» **MATERIAL FOR THIS TASK**
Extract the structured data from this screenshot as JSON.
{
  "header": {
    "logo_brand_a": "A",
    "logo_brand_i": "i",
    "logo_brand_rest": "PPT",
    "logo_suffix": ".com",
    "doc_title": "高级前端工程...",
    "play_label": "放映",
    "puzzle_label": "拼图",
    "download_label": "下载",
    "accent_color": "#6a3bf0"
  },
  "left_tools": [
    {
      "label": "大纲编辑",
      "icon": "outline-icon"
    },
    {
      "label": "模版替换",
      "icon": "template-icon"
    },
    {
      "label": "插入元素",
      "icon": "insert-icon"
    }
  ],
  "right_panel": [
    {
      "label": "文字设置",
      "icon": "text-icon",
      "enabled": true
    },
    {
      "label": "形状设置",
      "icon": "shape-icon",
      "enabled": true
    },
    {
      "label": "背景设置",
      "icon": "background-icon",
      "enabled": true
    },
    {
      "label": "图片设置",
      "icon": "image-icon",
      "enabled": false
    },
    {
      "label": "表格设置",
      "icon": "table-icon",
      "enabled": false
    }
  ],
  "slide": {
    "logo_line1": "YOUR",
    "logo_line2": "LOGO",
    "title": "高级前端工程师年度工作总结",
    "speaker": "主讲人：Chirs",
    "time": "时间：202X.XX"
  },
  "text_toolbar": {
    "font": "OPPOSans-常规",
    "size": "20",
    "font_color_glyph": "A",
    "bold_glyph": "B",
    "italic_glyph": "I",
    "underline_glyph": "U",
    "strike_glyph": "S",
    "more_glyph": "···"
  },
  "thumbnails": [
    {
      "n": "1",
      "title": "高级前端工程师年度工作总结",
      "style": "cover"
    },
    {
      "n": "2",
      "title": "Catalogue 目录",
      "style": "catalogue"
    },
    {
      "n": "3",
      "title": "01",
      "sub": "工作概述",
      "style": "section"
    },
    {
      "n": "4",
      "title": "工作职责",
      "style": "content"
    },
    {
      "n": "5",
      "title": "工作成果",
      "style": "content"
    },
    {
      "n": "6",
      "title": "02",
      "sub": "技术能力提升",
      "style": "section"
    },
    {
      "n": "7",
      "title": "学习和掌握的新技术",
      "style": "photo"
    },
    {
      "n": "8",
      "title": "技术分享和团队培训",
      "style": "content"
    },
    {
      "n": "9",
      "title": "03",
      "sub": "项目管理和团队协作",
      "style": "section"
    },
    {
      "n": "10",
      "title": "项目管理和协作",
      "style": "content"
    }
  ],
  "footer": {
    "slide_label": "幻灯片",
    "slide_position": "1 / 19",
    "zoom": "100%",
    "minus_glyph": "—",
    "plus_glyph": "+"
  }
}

» **EXERCISE DIRECTIONS**
Restate every record exactly, leaving nothing out.

» **COMPLETED EXERCISE**
Extract the structured data from this screenshot as JSON.
{
  "header": {
    "logo_brand_a": "A",
    "logo_brand_i": "i",
    "logo_brand_rest": "PPT",
    "logo_suffix": ".com",
    "doc_title": "高级前端工程...",
    "play_label": "放映",
    "puzzle_label": "拼图",
    "download_label": "下载",
    "accent_color": "#6a3bf0"
  },
  "left_tools": [
    {
      "label": "大纲编辑",
      "icon": "outline-icon"
    },
    {
      "label": "模版替换",
      "icon": "template-icon"
    },
    {
      "label": "插入元素",
      "icon": "insert-icon"
    }
  ],
  "right_panel": [
    {
      "label": "文字设置",
      "icon": "text-icon",
      "enabled": true
    },
    {
      "label": "形状设置",
      "icon": "shape-icon",
      "enabled": true
    },
    {
      "label": "背景设置",
      "icon": "background-icon",
      "enabled": true
    },
    {
      "label": "图片设置",
      "icon": "image-icon",
      "enabled": false
    },
    {
      "label": "表格设置",
      "icon": "table-icon",
      "enabled": false
    }
  ],
  "slide": {
    "logo_line1": "YOUR",
    "logo_line2": "LOGO",
    "title": "高级前端工程师年度工作总结",
    "speaker": "主讲人：Chirs",
    "time": "时间：202X.XX"
  },
  "text_toolbar": {
    "font": "OPPOSans-常规",
    "size": "20",
    "font_color_glyph": "A",
    "bold_glyph": "B",
    "italic_glyph": "I",
    "underline_glyph": "U",
    "strike_glyph": "S",
    "more_glyph": "···"
  },
  "thumbnails": [
    {
      "n": "1",
      "title": "高级前端工程师年度工作总结",
      "style": "cover"
    },
    {
      "n": "2",
      "title": "Catalogue 目录",
      "style": "catalogue"
    },
    {
      "n": "3",
      "title": "01",
      "sub": "工作概述",
      "style": "section"
    },
    {
      "n": "4",
      "title": "工作职责",
      "style": "content"
    },
    {
      "n": "5",
      "title": "工作成果",
      "style": "content"
    },
    {
      "n": "6",
      "title": "02",
      "sub": "技术能力提升",
      "style": "section"
    },
    {
      "n": "7",
      "title": "学习和掌握的新技术",
      "style": "photo"
    },
    {
      "n": "8",
      "title": "技术分享和团队培训",
      "style": "content"
    },
    {
      "n": "9",
      "title": "03",
      "sub": "项目管理和团队协作",
      "style": "section"
    },
    {
      "n": "10",
      "title": "项目管理和协作",
      "style": "content"
    }
  ],
  "footer": {
    "slide_label": "幻灯片",
    "slide_position": "1 / 19",
    "zoom": "100%",
    "minus_glyph": "—",
    "plus_glyph": "+"
  }
}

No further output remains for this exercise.